Required task:
Show all lines of the listing that hold the word "manually".

Records for the task:
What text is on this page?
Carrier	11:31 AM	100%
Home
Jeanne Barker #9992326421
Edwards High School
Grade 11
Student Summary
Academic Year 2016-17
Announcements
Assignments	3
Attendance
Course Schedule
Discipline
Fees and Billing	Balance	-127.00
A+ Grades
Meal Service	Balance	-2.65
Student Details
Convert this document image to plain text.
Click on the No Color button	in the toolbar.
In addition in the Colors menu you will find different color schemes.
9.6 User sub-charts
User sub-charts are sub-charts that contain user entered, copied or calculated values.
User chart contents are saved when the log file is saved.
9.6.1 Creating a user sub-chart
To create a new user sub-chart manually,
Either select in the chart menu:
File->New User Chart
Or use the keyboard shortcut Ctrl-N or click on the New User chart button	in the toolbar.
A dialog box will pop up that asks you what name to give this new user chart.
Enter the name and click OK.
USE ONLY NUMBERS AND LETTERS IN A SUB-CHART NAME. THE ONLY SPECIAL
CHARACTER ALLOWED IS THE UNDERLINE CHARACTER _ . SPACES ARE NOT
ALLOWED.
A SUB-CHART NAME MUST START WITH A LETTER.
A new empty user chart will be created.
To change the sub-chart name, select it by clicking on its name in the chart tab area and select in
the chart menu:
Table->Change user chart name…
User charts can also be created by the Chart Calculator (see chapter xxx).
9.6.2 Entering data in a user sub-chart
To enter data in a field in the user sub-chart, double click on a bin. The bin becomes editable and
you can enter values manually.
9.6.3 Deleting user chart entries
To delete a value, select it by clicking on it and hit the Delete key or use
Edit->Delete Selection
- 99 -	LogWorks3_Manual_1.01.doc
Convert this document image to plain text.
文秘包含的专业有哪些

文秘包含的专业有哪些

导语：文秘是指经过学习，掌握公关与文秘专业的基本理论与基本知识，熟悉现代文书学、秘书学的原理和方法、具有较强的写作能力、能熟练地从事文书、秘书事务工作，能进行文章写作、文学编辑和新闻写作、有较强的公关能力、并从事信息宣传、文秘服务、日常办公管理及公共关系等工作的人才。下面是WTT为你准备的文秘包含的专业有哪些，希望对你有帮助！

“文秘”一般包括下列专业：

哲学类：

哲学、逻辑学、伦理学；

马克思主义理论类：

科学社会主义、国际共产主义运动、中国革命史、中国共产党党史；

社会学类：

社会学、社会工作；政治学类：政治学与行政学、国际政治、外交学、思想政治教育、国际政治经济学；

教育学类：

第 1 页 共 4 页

Solution below:
To create a new user sub-chart manually,
you can enter values manually.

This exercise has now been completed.